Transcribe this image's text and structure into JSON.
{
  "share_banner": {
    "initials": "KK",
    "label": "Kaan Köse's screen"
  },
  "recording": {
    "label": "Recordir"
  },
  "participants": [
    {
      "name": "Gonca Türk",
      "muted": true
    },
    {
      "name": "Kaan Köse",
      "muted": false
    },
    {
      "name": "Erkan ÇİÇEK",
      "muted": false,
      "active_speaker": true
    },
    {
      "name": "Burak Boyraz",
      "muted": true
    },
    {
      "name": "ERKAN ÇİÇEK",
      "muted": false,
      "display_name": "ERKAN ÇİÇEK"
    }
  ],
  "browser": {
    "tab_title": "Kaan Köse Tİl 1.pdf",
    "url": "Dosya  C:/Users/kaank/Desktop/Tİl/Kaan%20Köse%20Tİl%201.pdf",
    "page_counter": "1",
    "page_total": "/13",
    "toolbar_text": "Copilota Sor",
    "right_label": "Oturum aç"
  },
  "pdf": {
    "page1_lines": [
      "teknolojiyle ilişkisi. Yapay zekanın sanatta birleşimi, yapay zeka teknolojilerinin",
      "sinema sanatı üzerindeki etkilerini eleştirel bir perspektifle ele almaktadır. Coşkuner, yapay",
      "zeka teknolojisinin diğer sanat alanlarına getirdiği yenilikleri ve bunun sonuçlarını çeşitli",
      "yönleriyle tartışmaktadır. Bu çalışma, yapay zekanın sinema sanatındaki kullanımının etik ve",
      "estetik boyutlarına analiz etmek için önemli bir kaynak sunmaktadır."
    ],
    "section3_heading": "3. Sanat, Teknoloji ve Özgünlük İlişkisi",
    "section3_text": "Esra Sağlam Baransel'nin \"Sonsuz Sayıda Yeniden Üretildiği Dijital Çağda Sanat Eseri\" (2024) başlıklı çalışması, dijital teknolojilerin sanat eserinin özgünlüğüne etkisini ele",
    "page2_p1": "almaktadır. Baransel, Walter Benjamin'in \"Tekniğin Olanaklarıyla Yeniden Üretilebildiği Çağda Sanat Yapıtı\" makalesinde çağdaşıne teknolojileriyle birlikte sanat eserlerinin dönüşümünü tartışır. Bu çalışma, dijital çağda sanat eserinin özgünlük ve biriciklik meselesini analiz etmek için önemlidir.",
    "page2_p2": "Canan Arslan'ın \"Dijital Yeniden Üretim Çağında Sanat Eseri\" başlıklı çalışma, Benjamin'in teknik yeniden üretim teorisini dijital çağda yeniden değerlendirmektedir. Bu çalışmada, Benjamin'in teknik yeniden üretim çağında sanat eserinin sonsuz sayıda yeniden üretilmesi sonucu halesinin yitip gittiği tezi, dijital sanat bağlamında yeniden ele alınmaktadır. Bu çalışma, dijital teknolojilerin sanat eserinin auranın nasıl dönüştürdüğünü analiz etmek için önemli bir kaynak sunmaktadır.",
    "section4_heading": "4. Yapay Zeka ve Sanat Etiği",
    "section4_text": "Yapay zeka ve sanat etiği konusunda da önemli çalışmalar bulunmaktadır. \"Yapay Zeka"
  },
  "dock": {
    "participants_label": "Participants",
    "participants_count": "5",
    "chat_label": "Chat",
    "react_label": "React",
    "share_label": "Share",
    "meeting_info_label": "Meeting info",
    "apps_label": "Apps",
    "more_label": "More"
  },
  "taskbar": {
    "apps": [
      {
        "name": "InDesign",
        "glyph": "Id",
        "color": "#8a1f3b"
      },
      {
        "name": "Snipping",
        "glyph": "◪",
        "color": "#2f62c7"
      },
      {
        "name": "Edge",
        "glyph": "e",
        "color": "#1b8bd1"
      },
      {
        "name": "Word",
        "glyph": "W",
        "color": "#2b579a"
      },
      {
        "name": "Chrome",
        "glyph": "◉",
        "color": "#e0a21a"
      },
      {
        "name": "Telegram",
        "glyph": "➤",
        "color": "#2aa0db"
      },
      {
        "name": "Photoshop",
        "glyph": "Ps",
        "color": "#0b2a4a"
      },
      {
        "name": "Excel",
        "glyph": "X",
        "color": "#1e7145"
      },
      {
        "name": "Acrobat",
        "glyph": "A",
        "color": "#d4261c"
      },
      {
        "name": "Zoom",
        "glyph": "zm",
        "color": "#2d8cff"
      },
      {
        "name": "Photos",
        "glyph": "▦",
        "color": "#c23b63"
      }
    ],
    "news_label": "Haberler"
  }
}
════════
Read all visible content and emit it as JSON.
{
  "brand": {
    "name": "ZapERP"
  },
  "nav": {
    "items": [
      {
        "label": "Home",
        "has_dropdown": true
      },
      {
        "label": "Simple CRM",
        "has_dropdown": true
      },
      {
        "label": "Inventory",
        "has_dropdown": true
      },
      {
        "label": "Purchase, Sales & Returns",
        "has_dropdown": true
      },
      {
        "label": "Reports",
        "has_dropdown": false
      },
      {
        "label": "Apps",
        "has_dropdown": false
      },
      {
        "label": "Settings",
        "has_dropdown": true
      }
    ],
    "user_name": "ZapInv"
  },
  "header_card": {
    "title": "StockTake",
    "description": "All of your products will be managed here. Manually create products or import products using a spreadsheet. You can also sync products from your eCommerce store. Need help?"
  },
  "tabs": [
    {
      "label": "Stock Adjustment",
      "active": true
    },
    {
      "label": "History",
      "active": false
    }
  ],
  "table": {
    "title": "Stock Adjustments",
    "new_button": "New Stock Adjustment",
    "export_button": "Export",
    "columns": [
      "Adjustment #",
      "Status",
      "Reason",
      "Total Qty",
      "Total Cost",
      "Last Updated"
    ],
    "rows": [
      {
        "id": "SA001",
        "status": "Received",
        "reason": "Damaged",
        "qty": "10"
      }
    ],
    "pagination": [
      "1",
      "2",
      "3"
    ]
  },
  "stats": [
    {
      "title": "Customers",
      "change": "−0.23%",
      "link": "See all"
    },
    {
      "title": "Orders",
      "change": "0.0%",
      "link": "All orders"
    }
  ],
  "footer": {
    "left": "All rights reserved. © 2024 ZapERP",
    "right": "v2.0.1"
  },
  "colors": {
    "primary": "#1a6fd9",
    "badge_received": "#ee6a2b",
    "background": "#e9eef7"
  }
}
════════
__DIRECTIONS__. Consider the entries above and return each line with the string "zekanın".

__ANSWER TO THE PROBLEM__.
      "teknolojiyle ilişkisi. Yapay zekanın sanatta birleşimi, yapay zeka teknolojilerinin",
      "yönleriyle tartışmaktadır. Bu çalışma, yapay zekanın sinema sanatındaki kullanımının etik ve",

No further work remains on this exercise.